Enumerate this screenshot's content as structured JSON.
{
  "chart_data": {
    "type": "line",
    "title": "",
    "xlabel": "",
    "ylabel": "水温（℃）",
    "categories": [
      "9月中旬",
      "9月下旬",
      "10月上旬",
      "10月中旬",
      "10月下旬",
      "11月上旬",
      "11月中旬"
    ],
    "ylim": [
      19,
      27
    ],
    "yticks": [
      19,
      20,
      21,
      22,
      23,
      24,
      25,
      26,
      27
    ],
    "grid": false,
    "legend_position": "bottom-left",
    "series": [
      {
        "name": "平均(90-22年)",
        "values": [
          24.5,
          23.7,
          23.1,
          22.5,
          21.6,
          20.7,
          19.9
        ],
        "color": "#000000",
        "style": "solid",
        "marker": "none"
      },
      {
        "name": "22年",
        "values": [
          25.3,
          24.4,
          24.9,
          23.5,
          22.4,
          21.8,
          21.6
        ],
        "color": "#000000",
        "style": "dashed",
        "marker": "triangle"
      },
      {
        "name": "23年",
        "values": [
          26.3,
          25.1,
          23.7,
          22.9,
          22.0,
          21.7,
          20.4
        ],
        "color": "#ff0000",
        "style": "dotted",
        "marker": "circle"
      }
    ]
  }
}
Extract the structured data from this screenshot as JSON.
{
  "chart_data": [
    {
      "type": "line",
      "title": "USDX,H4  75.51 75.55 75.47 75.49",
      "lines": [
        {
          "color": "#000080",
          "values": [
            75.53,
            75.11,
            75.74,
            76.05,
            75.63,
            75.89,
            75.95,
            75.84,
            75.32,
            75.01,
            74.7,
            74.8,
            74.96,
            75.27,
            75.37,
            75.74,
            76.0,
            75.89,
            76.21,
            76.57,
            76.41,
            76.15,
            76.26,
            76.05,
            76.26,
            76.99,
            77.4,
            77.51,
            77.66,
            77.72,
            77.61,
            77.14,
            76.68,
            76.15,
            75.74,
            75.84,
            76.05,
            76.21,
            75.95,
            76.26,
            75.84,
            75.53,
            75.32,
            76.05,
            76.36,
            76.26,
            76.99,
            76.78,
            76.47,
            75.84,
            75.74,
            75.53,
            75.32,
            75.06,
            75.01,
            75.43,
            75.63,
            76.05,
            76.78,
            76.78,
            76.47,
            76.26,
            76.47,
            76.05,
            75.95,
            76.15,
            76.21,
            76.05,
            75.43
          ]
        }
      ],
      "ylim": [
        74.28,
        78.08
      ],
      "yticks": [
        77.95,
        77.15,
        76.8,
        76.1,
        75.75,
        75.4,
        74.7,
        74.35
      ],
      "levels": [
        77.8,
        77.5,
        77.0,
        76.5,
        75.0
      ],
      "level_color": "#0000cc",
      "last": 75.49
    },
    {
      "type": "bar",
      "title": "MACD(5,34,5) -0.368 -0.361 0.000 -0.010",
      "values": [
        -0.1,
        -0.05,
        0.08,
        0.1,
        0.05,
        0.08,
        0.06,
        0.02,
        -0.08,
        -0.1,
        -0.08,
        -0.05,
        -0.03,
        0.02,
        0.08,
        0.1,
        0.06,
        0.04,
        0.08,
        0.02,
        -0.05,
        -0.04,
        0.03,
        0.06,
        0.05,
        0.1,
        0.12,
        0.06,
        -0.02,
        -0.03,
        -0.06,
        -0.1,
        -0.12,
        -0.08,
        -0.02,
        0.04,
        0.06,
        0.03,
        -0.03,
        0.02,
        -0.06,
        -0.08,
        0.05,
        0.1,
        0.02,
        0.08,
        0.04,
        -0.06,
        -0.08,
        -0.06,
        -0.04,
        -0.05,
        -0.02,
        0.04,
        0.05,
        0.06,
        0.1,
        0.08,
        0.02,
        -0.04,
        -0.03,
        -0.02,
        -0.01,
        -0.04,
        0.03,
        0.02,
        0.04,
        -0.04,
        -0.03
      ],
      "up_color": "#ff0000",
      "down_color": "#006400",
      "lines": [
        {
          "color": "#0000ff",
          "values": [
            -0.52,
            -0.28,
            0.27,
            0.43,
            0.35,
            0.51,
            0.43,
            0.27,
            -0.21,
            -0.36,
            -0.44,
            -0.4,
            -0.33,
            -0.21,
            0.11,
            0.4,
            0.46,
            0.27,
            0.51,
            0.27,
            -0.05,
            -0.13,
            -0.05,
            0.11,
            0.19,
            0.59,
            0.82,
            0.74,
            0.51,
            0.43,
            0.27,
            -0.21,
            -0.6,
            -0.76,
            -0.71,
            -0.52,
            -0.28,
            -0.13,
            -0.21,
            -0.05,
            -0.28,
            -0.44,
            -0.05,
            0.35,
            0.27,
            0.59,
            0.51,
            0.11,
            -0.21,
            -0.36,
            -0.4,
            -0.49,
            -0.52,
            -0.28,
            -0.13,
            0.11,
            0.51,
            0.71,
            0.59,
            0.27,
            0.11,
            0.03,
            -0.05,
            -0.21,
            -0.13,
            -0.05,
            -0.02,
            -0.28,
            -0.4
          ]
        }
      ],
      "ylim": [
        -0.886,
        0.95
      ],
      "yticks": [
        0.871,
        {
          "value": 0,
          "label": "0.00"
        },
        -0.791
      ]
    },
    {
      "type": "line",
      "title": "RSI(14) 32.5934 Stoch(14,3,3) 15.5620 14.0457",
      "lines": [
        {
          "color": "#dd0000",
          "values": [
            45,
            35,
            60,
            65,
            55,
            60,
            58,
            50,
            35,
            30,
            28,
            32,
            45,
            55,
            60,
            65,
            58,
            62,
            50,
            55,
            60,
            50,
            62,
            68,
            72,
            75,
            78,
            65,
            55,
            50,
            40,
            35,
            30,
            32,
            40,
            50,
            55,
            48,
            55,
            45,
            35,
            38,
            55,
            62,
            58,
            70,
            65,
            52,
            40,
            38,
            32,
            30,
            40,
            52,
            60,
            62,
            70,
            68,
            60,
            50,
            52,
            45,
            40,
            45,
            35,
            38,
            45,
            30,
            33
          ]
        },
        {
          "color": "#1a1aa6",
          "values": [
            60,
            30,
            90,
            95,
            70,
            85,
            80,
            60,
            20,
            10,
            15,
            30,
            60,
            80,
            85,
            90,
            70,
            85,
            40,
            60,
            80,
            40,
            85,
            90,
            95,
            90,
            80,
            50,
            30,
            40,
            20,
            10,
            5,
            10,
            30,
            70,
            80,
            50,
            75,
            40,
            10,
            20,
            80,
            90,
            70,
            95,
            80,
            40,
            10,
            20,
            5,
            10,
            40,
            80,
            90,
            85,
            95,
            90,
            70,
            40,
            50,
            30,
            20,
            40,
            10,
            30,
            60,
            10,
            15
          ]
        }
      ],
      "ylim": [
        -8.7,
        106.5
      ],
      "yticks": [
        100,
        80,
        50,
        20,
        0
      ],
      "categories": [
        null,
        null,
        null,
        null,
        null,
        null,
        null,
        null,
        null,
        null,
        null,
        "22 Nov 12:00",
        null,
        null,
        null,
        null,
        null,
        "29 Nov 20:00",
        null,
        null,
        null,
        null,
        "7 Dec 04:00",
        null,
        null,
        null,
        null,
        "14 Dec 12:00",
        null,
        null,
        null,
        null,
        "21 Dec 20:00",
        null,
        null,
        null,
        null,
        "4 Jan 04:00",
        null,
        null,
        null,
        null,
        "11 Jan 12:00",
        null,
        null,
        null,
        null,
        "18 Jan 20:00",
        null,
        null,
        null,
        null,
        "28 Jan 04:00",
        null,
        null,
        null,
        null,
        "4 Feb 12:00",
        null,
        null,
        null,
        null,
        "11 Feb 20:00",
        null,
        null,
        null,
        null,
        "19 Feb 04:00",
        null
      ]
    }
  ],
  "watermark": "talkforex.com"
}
========================================================================
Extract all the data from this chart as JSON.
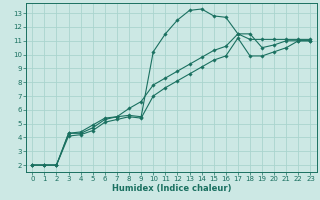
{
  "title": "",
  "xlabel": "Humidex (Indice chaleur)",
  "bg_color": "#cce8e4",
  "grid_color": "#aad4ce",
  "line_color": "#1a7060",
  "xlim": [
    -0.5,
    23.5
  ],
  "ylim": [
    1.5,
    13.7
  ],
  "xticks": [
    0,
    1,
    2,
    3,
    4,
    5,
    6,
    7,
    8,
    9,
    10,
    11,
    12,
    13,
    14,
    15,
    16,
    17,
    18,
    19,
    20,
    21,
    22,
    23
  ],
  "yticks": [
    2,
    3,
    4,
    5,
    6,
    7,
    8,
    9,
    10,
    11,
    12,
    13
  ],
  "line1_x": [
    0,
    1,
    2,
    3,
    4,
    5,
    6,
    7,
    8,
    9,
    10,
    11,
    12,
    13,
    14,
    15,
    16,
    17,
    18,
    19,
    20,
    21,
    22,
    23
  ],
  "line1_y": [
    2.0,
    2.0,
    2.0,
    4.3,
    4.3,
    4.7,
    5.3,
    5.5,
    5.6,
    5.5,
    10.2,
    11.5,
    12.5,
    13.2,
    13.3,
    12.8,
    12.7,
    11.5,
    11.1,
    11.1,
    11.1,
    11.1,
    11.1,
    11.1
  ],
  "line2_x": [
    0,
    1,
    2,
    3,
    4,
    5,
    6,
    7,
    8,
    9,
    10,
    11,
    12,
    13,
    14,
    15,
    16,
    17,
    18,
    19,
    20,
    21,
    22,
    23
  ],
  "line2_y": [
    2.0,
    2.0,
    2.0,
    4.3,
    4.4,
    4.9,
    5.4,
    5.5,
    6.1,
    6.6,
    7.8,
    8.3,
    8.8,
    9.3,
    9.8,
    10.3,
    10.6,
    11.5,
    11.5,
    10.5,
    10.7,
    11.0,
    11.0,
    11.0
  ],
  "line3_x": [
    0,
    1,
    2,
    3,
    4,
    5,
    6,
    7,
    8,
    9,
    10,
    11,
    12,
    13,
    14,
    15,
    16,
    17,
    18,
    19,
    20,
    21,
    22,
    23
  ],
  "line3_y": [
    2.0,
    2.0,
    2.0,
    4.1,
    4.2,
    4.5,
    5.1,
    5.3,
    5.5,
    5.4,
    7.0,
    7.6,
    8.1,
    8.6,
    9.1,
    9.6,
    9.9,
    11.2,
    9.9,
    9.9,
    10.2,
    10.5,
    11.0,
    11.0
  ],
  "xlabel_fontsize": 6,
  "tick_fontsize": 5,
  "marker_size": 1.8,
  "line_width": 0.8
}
========================================================================
> _Written instruction_:
Write only the number of lines in the data above that include "from".

> _Correct result_:
2